§ Given problem: Reproduce every line of the records below word for word, leaving out the pictures.

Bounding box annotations
>> start

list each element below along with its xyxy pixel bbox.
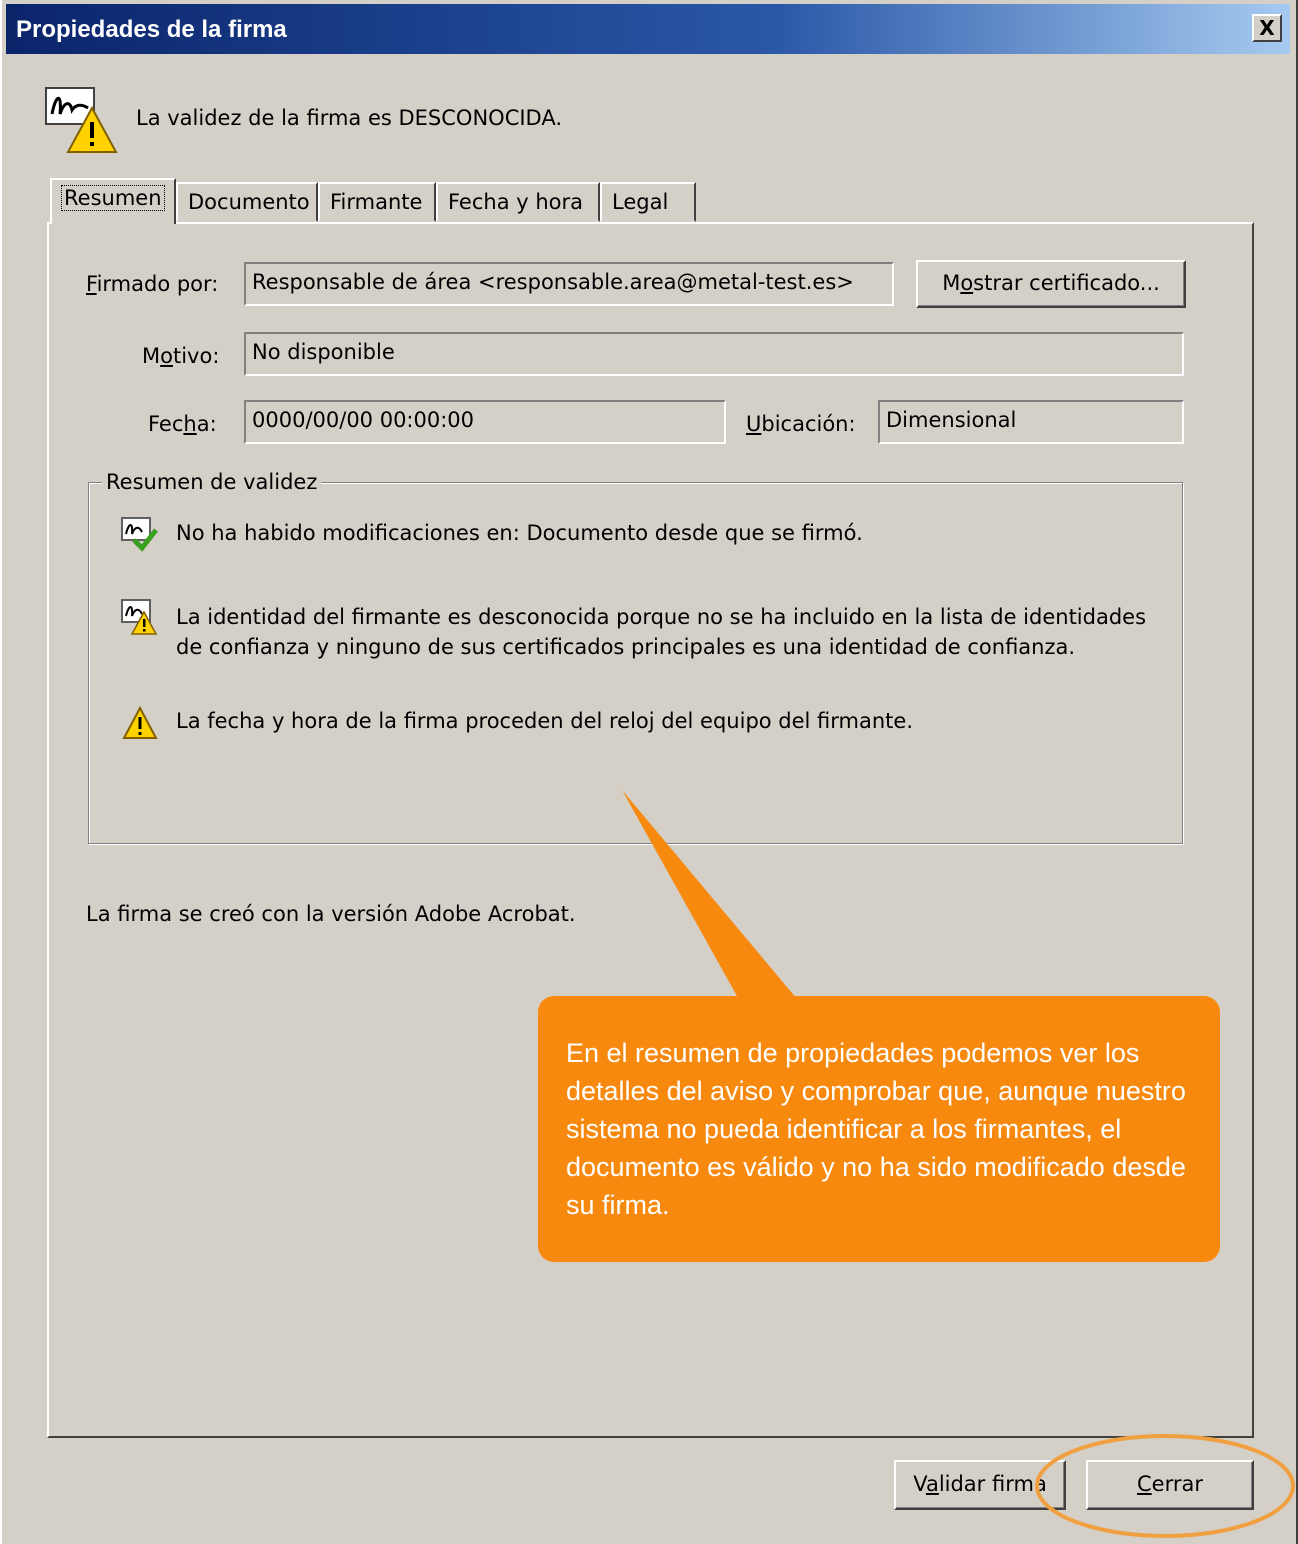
reason-label: Motivo: — [142, 344, 220, 368]
signature-valid-icon — [120, 516, 158, 556]
signature-unknown-icon — [120, 598, 158, 640]
reason-field[interactable]: No disponible — [244, 332, 1184, 376]
signed-by-field[interactable]: Responsable de área <responsable.area@me… — [244, 262, 894, 306]
signed-by-label: Firmado por: — [86, 272, 219, 296]
signature-unknown-large-icon — [42, 84, 118, 156]
date-field[interactable]: 0000/00/00 00:00:00 — [244, 400, 726, 444]
tab-legal[interactable]: Legal — [600, 182, 696, 222]
location-label: Ubicación: — [746, 412, 856, 436]
title-bar[interactable]: Propiedades de la firma X — [6, 4, 1290, 54]
show-certificate-button[interactable]: Mostrar certificado... — [916, 260, 1186, 308]
signature-status-text: La validez de la firma es DESCONOCIDA. — [136, 106, 563, 130]
window-title: Propiedades de la firma — [16, 16, 287, 43]
validity-item-modifications: No ha habido modificaciones en: Document… — [176, 521, 863, 545]
close-icon: X — [1259, 16, 1275, 40]
location-field[interactable]: Dimensional — [878, 400, 1184, 444]
tab-resumen[interactable]: Resumen — [50, 178, 176, 224]
validity-item-identity: La identidad del firmante es desconocida… — [176, 605, 1147, 659]
close-window-button[interactable]: X — [1252, 14, 1282, 42]
tab-documento[interactable]: Documento — [176, 182, 318, 222]
tab-firmante[interactable]: Firmante — [318, 182, 436, 222]
date-label: Fecha: — [148, 412, 217, 436]
close-highlight-ellipse — [1035, 1434, 1295, 1538]
callout-pointer — [622, 790, 802, 1005]
signature-properties-dialog: Propiedades de la firma X La validez de … — [0, 0, 1298, 1544]
warning-icon — [122, 705, 158, 744]
validity-summary-legend: Resumen de validez — [102, 470, 322, 494]
tab-fecha-hora[interactable]: Fecha y hora — [436, 182, 600, 222]
callout-text: En el resumen de propiedades podemos ver… — [566, 1038, 1186, 1220]
created-with-text: La firma se creó con la versión Adobe Ac… — [86, 902, 576, 926]
validity-item-time: La fecha y hora de la firma proceden del… — [176, 709, 914, 733]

>> end

§ Expected answer:
list each element below along with its xyxy pixel bbox.
reason-label: Motivo: — [142, 344, 220, 368]
signature-valid-icon — [120, 516, 158, 556]
signature-unknown-icon — [120, 598, 158, 640]
reason-field[interactable]: No disponible — [244, 332, 1184, 376]
signed-by-field[interactable]: Responsable de área <responsable.area@me… — [244, 262, 894, 306]
signed-by-label: Firmado por: — [86, 272, 219, 296]
signature-unknown-large-icon — [42, 84, 118, 156]
date-field[interactable]: 0000/00/00 00:00:00 — [244, 400, 726, 444]
tab-legal[interactable]: Legal — [600, 182, 696, 222]
location-label: Ubicación: — [746, 412, 856, 436]
title-bar[interactable]: Propiedades de la firma X — [6, 4, 1290, 54]
show-certificate-button[interactable]: Mostrar certificado... — [916, 260, 1186, 308]
signature-status-text: La validez de la firma es DESCONOCIDA. — [136, 106, 563, 130]
window-title: Propiedades de la firma — [16, 16, 287, 43]
validity-item-modifications: No ha habido modificaciones en: Document… — [176, 521, 863, 545]
close-icon: X — [1259, 16, 1275, 40]
location-field[interactable]: Dimensional — [878, 400, 1184, 444]
tab-resumen[interactable]: Resumen — [50, 178, 176, 224]
validity-item-identity: La identidad del firmante es desconocida… — [176, 605, 1147, 659]
close-window-button[interactable]: X — [1252, 14, 1282, 42]
tab-documento[interactable]: Documento — [176, 182, 318, 222]
tab-firmante[interactable]: Firmante — [318, 182, 436, 222]
date-label: Fecha: — [148, 412, 217, 436]
close-highlight-ellipse — [1035, 1434, 1295, 1538]
callout-pointer — [622, 790, 802, 1005]
signature-properties-dialog: Propiedades de la firma X La validez de … — [0, 0, 1298, 1544]
warning-icon — [122, 705, 158, 744]
validity-summary-legend: Resumen de validez — [102, 470, 322, 494]
tab-fecha-hora[interactable]: Fecha y hora — [436, 182, 600, 222]
callout-text: En el resumen de propiedades podemos ver… — [566, 1038, 1186, 1220]
created-with-text: La firma se creó con la versión Adobe Ac… — [86, 902, 576, 926]
validity-item-time: La fecha y hora de la firma proceden del… — [176, 709, 914, 733]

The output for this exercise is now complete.